=== Data shown ===

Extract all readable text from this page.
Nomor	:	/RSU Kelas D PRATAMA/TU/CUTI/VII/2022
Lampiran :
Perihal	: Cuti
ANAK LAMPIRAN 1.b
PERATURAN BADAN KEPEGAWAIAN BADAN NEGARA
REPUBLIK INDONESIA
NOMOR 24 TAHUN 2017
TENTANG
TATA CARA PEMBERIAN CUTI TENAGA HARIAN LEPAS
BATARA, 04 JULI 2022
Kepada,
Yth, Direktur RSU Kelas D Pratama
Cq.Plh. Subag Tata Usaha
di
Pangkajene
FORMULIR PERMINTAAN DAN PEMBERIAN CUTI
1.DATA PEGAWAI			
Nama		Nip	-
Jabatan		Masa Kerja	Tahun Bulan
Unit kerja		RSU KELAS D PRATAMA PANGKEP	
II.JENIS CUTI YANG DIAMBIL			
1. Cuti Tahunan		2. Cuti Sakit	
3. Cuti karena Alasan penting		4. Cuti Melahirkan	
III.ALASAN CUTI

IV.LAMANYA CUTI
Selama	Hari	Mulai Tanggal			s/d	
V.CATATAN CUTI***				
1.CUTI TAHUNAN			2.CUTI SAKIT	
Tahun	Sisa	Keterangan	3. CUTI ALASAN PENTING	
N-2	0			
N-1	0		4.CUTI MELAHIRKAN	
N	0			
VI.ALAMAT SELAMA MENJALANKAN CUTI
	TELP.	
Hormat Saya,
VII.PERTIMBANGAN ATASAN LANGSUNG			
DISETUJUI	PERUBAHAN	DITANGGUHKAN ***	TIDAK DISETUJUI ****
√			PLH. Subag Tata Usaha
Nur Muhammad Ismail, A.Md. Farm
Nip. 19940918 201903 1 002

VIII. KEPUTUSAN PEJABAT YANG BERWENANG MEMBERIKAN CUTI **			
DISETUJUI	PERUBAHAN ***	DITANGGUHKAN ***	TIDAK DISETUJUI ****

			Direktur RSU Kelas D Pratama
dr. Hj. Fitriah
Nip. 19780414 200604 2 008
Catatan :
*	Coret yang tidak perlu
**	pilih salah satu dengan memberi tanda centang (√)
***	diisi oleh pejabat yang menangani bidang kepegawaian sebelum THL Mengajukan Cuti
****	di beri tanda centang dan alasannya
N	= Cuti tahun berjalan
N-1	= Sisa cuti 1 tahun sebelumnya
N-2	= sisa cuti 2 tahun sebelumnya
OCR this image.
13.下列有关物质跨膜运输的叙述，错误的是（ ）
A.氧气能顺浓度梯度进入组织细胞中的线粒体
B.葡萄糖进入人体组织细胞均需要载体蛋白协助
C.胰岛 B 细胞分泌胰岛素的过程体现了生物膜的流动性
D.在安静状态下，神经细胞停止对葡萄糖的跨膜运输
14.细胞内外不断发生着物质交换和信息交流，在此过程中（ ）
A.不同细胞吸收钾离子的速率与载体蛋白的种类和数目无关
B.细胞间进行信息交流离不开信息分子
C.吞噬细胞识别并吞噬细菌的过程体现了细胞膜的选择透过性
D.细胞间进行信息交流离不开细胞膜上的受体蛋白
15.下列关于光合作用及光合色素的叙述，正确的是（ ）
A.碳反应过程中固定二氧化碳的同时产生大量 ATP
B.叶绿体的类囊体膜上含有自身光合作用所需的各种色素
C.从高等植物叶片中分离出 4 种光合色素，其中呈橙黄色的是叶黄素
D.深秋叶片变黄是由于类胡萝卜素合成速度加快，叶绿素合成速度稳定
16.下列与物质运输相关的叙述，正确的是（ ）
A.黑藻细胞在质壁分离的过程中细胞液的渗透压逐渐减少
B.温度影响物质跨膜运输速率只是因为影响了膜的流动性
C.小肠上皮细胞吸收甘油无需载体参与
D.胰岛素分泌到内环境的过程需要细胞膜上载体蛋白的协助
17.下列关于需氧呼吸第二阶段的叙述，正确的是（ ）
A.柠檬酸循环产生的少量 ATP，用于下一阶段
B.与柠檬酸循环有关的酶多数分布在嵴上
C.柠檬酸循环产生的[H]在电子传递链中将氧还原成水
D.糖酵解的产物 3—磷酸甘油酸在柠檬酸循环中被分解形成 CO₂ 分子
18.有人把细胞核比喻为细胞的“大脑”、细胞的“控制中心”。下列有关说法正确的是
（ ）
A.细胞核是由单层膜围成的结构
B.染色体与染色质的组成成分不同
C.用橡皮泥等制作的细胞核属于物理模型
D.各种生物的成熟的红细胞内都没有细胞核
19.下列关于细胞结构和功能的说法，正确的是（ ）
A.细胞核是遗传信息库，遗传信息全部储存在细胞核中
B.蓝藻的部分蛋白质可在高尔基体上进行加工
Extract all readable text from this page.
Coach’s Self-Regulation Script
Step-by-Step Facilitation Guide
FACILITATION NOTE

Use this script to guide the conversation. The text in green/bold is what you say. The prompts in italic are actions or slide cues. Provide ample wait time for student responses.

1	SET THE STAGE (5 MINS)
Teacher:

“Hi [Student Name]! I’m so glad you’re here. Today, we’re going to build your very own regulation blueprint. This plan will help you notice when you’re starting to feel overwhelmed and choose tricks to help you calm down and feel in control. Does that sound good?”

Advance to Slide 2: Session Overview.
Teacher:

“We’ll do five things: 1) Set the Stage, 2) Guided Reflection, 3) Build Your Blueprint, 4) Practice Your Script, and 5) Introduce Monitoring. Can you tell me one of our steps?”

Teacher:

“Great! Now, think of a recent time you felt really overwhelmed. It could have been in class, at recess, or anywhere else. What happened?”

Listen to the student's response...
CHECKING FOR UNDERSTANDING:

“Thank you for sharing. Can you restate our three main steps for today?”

===

- _Given request_: Tally up the lines with the word "centang" in them, and answer with that number by itself.

- _Answer to this exercise_: 2